(Lines of data)
----------------------------------------

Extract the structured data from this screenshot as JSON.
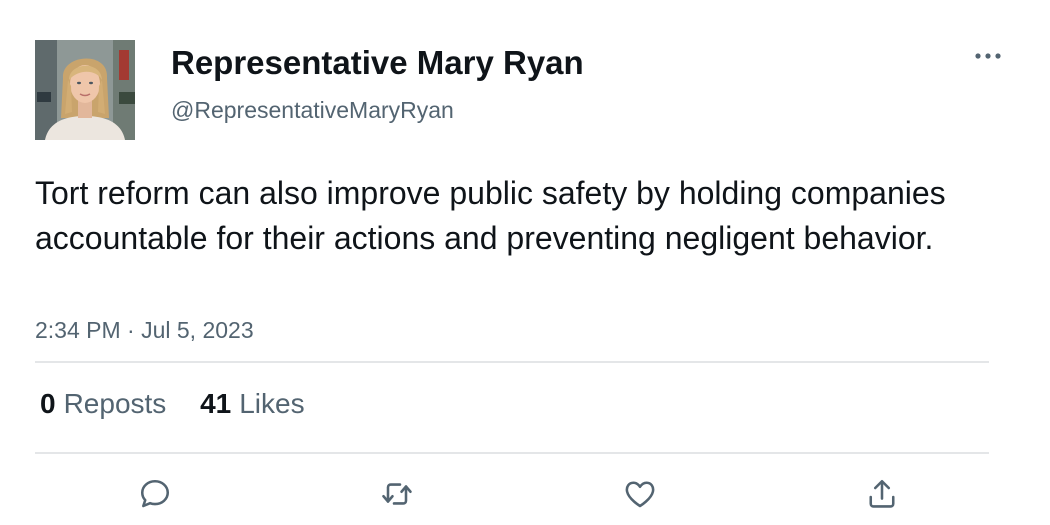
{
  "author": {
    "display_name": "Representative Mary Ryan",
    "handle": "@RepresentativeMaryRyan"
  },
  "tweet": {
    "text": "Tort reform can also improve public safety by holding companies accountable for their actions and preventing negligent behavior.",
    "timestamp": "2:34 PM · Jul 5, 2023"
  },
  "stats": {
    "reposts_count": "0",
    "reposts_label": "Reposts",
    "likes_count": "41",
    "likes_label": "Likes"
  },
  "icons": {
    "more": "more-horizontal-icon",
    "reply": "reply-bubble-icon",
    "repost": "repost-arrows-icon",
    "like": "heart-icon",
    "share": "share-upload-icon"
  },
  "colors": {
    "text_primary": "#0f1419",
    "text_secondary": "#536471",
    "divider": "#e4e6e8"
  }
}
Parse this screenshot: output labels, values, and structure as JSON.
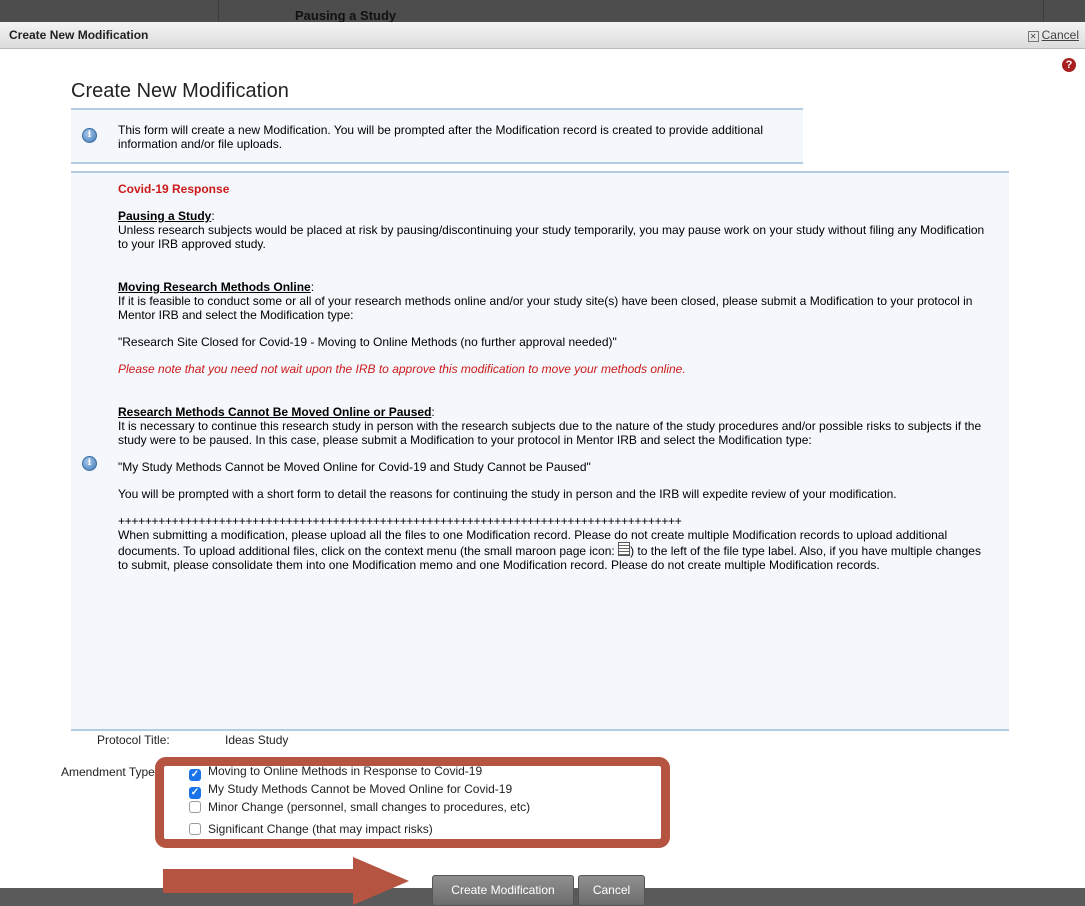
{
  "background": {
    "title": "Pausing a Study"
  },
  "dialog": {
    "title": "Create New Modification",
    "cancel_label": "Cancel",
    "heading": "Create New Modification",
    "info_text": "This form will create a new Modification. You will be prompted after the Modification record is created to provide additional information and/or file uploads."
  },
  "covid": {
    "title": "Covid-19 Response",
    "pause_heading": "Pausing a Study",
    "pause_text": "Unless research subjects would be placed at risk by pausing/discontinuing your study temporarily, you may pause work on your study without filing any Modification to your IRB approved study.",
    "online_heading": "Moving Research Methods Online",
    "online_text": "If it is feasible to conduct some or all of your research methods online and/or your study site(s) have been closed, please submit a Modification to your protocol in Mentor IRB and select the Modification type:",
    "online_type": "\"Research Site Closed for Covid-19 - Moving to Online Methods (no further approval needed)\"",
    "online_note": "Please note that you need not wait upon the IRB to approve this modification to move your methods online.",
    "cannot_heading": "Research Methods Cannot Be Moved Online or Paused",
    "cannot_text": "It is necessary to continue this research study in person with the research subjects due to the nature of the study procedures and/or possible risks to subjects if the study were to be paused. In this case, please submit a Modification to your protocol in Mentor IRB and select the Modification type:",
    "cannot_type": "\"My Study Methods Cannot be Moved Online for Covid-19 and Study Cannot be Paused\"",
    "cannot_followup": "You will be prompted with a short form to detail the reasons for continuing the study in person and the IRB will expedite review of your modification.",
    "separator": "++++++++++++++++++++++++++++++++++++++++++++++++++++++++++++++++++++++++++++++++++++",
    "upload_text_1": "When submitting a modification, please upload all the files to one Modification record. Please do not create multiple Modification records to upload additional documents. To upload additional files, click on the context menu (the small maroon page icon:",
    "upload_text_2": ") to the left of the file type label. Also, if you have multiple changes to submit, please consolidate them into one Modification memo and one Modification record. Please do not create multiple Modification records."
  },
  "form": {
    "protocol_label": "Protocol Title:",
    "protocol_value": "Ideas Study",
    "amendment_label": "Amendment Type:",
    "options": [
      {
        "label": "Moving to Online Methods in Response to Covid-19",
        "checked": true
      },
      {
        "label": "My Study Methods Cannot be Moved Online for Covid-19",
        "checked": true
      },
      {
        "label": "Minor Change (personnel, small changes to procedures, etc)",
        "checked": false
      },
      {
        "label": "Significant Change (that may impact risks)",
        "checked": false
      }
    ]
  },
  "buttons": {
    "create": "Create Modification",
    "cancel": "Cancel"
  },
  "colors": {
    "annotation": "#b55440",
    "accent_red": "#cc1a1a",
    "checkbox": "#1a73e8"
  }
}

----------------------------------------

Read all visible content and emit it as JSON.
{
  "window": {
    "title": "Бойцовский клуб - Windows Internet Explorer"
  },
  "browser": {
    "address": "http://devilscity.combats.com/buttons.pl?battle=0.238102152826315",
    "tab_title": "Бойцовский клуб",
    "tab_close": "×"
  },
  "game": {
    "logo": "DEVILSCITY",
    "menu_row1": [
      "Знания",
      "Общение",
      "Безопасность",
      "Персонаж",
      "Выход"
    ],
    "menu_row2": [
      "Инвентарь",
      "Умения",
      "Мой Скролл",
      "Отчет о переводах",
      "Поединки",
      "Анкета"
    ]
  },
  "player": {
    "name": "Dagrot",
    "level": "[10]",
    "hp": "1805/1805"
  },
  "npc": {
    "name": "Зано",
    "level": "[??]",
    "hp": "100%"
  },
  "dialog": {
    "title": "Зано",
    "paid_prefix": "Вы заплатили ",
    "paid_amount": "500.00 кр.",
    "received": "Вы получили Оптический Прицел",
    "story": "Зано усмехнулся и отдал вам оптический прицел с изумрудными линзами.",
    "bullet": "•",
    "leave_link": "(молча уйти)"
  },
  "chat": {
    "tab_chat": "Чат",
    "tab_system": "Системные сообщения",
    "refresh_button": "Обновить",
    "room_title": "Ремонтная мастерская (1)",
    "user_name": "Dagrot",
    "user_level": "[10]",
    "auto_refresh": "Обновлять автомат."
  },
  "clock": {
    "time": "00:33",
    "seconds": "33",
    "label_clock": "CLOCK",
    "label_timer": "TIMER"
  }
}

----------------------------------------

# [Job]
From the material above, gather all lines that include the string "JSON" and copy them.

# [Solution to the exercise]
Extract the structured data from this screenshot as JSON.
Parse this screenshot: output labels, values, and structure as JSON.
Read all visible content and emit it as JSON.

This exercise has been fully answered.